[Raw records]

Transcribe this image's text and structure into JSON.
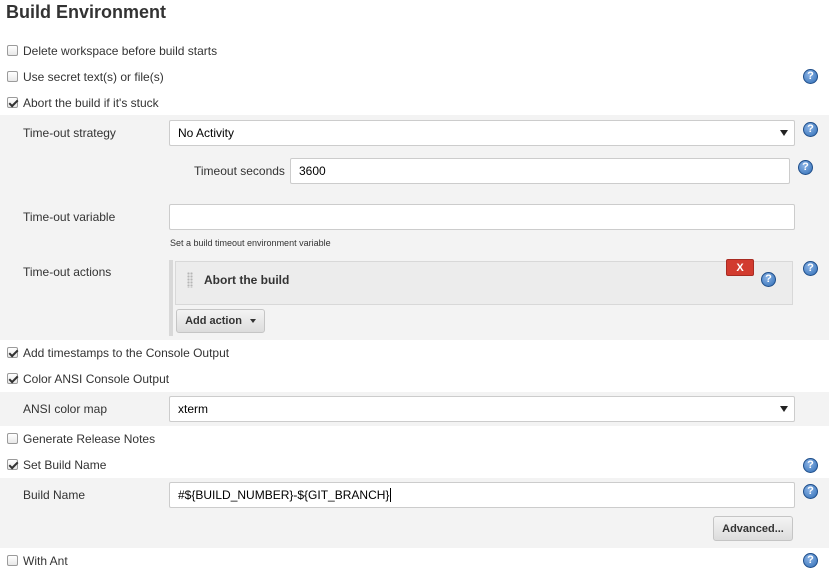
{
  "section": {
    "title": "Build Environment"
  },
  "options": {
    "delete_workspace": {
      "label": "Delete workspace before build starts",
      "checked": false
    },
    "use_secret": {
      "label": "Use secret text(s) or file(s)",
      "checked": false
    },
    "abort_stuck": {
      "label": "Abort the build if it's stuck",
      "checked": true
    },
    "add_timestamps": {
      "label": "Add timestamps to the Console Output",
      "checked": true
    },
    "color_ansi": {
      "label": "Color ANSI Console Output",
      "checked": true
    },
    "release_notes": {
      "label": "Generate Release Notes",
      "checked": false
    },
    "set_build_name": {
      "label": "Set Build Name",
      "checked": true
    },
    "with_ant": {
      "label": "With Ant",
      "checked": false
    }
  },
  "timeout": {
    "strategy_label": "Time-out strategy",
    "strategy_value": "No Activity",
    "seconds_label": "Timeout seconds",
    "seconds_value": "3600",
    "variable_label": "Time-out variable",
    "variable_value": "",
    "variable_hint": "Set a build timeout environment variable",
    "actions_label": "Time-out actions",
    "action_item": "Abort the build",
    "remove_label": "X",
    "add_action_label": "Add action"
  },
  "ansi": {
    "map_label": "ANSI color map",
    "map_value": "xterm"
  },
  "build_name": {
    "label": "Build Name",
    "value": "#${BUILD_NUMBER}-${GIT_BRANCH}",
    "advanced_label": "Advanced..."
  },
  "help_glyph": "?",
  "icons": [
    "checkbox-icon",
    "help-icon",
    "drag-handle-icon",
    "dropdown-arrow-icon"
  ],
  "colors": {
    "band": "#f3f3f3",
    "help": "#2f6db5",
    "remove_button": "#d23b2f"
  }
}
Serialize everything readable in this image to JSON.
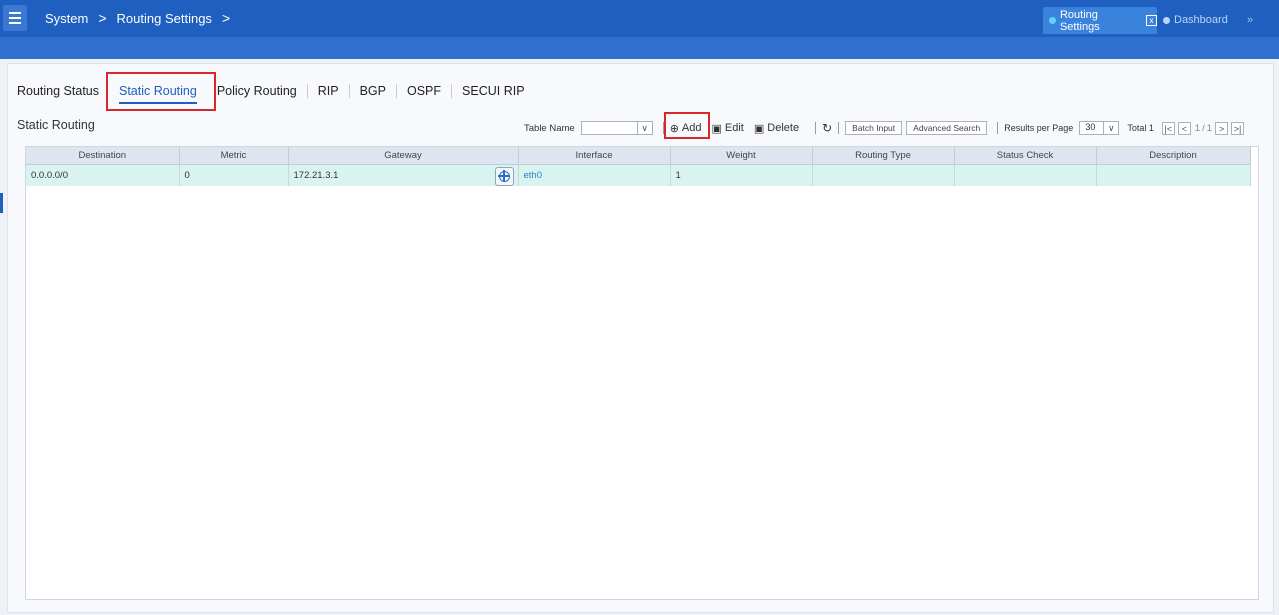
{
  "breadcrumb": {
    "item1": "System",
    "item2": "Routing Settings",
    "sep": ">"
  },
  "window_tabs": {
    "active": "Routing Settings",
    "close": "x",
    "second": "Dashboard",
    "more": "»"
  },
  "tabs": [
    {
      "label": "Routing Status"
    },
    {
      "label": "Static Routing"
    },
    {
      "label": "Policy Routing"
    },
    {
      "label": "RIP"
    },
    {
      "label": "BGP"
    },
    {
      "label": "OSPF"
    },
    {
      "label": "SECUI RIP"
    }
  ],
  "section_title": "Static Routing",
  "toolbar": {
    "table_name_label": "Table Name",
    "table_name_value": "",
    "add_label": "Add",
    "edit_label": "Edit",
    "delete_label": "Delete",
    "batch_input_label": "Batch Input",
    "advanced_search_label": "Advanced Search",
    "results_per_page_label": "Results per Page",
    "results_per_page_value": "30",
    "total_label": "Total 1",
    "page_current": "1",
    "page_total": "1"
  },
  "table": {
    "columns": [
      "Destination",
      "Metric",
      "Gateway",
      "Interface",
      "Weight",
      "Routing Type",
      "Status Check",
      "Description"
    ],
    "rows": [
      {
        "destination": "0.0.0.0/0",
        "metric": "0",
        "gateway": "172.21.3.1",
        "interface": "eth0",
        "weight": "1",
        "routing_type": "",
        "status_check": "",
        "description": ""
      }
    ]
  },
  "colors": {
    "brand_blue": "#1e5fc0",
    "highlight_red": "#d8262a",
    "row_selected": "#d9f3f0"
  },
  "icons": [
    "menu-icon",
    "close-icon",
    "add-circle-icon",
    "edit-icon",
    "delete-icon",
    "refresh-icon",
    "first-page-icon",
    "prev-page-icon",
    "next-page-icon",
    "last-page-icon",
    "gateway-globe-icon",
    "chevron-down-icon"
  ]
}
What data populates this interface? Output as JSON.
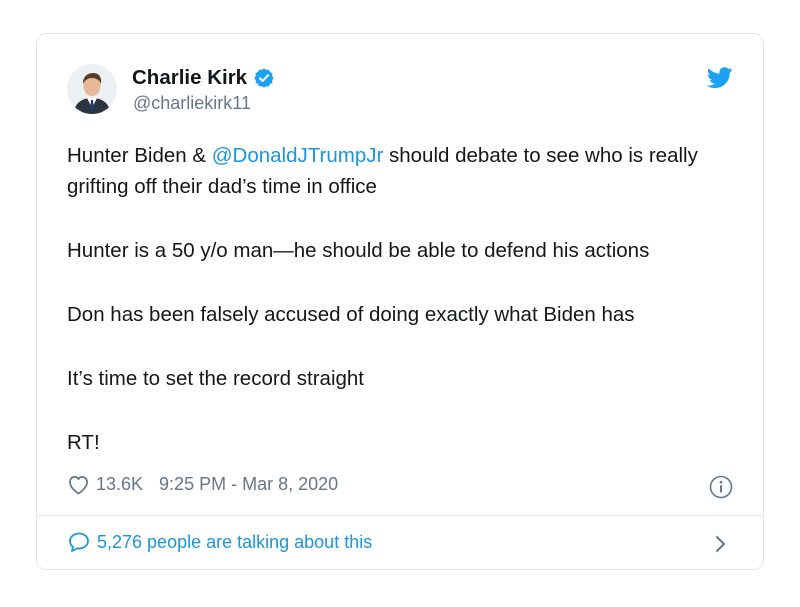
{
  "tweet": {
    "author_name": "Charlie Kirk",
    "author_handle": "@charliekirk11",
    "verified": true,
    "text_line1_prefix": "Hunter Biden & ",
    "text_line1_mention": "@DonaldJTrumpJr",
    "text_line1_suffix": " should debate to see who is really grifting off their dad’s time in office",
    "paragraph2": "Hunter is a 50 y/o man—he should be able to defend his actions",
    "paragraph3": "Don has been falsely accused of doing exactly what Biden has",
    "paragraph4": "It’s time to set the record straight",
    "paragraph5": "RT!",
    "likes": "13.6K",
    "timestamp": "9:25 PM - Mar 8, 2020",
    "talking": "5,276 people are talking about this"
  },
  "icons": {
    "verified": "verified-badge-icon",
    "bird": "twitter-bird-icon",
    "heart": "heart-icon",
    "info": "info-icon",
    "comment": "speech-bubble-icon",
    "chevron": "chevron-right-icon"
  },
  "colors": {
    "link": "#1b95e0",
    "text": "#14171a",
    "muted": "#657786",
    "border": "#e1e8ed"
  }
}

Task statement:
Copy the data exactly. Any picture it contains is to be omitted.

Full answer:
Transcribe this image's text and structure into JSON.
{
  "section": {
    "title": "Build Environment"
  },
  "options": {
    "delete_workspace": {
      "label": "Delete workspace before build starts",
      "checked": false
    },
    "use_secret": {
      "label": "Use secret text(s) or file(s)",
      "checked": false
    },
    "abort_stuck": {
      "label": "Abort the build if it's stuck",
      "checked": true
    },
    "add_timestamps": {
      "label": "Add timestamps to the Console Output",
      "checked": true
    },
    "color_ansi": {
      "label": "Color ANSI Console Output",
      "checked": true
    },
    "release_notes": {
      "label": "Generate Release Notes",
      "checked": false
    },
    "set_build_name": {
      "label": "Set Build Name",
      "checked": true
    },
    "with_ant": {
      "label": "With Ant",
      "checked": false
    }
  },
  "timeout": {
    "strategy_label": "Time-out strategy",
    "strategy_value": "No Activity",
    "seconds_label": "Timeout seconds",
    "seconds_value": "3600",
    "variable_label": "Time-out variable",
    "variable_value": "",
    "variable_hint": "Set a build timeout environment variable",
    "actions_label": "Time-out actions",
    "action_item": "Abort the build",
    "remove_label": "X",
    "add_action_label": "Add action"
  },
  "ansi": {
    "map_label": "ANSI color map",
    "map_value": "xterm"
  },
  "build_name": {
    "label": "Build Name",
    "value": "#${BUILD_NUMBER}-${GIT_BRANCH}",
    "advanced_label": "Advanced..."
  },
  "help_glyph": "?",
  "icons": [
    "checkbox-icon",
    "help-icon",
    "drag-handle-icon",
    "dropdown-arrow-icon"
  ],
  "colors": {
    "band": "#f3f3f3",
    "help": "#2f6db5",
    "remove_button": "#d23b2f"
  }
}
Serialize everything readable in this image to JSON.
{
  "breadcrumb": {
    "item1": "System",
    "item2": "Routing Settings",
    "sep": ">"
  },
  "window_tabs": {
    "active": "Routing Settings",
    "close": "x",
    "second": "Dashboard",
    "more": "»"
  },
  "tabs": [
    {
      "label": "Routing Status"
    },
    {
      "label": "Static Routing"
    },
    {
      "label": "Policy Routing"
    },
    {
      "label": "RIP"
    },
    {
      "label": "BGP"
    },
    {
      "label": "OSPF"
    },
    {
      "label": "SECUI RIP"
    }
  ],
  "section_title": "Static Routing",
  "toolbar": {
    "table_name_label": "Table Name",
    "table_name_value": "",
    "add_label": "Add",
    "edit_label": "Edit",
    "delete_label": "Delete",
    "batch_input_label": "Batch Input",
    "advanced_search_label": "Advanced Search",
    "results_per_page_label": "Results per Page",
    "results_per_page_value": "30",
    "total_label": "Total 1",
    "page_current": "1",
    "page_total": "1"
  },
  "table": {
    "columns": [
      "Destination",
      "Metric",
      "Gateway",
      "Interface",
      "Weight",
      "Routing Type",
      "Status Check",
      "Description"
    ],
    "rows": [
      {
        "destination": "0.0.0.0/0",
        "metric": "0",
        "gateway": "172.21.3.1",
        "interface": "eth0",
        "weight": "1",
        "routing_type": "",
        "status_check": "",
        "description": ""
      }
    ]
  },
  "colors": {
    "brand_blue": "#1e5fc0",
    "highlight_red": "#d8262a",
    "row_selected": "#d9f3f0"
  },
  "icons": [
    "menu-icon",
    "close-icon",
    "add-circle-icon",
    "edit-icon",
    "delete-icon",
    "refresh-icon",
    "first-page-icon",
    "prev-page-icon",
    "next-page-icon",
    "last-page-icon",
    "gateway-globe-icon",
    "chevron-down-icon"
  ]
}
What data populates this interface? Output as JSON.
{
  "tweet": {
    "author_name": "Charlie Kirk",
    "author_handle": "@charliekirk11",
    "verified": true,
    "text_line1_prefix": "Hunter Biden & ",
    "text_line1_mention": "@DonaldJTrumpJr",
    "text_line1_suffix": " should debate to see who is really grifting off their dad’s time in office",
    "paragraph2": "Hunter is a 50 y/o man—he should be able to defend his actions",
    "paragraph3": "Don has been falsely accused of doing exactly what Biden has",
    "paragraph4": "It’s time to set the record straight",
    "paragraph5": "RT!",
    "likes": "13.6K",
    "timestamp": "9:25 PM - Mar 8, 2020",
    "talking": "5,276 people are talking about this"
  },
  "icons": {
    "verified": "verified-badge-icon",
    "bird": "twitter-bird-icon",
    "heart": "heart-icon",
    "info": "info-icon",
    "comment": "speech-bubble-icon",
    "chevron": "chevron-right-icon"
  },
  "colors": {
    "link": "#1b95e0",
    "text": "#14171a",
    "muted": "#657786",
    "border": "#e1e8ed"
  }
}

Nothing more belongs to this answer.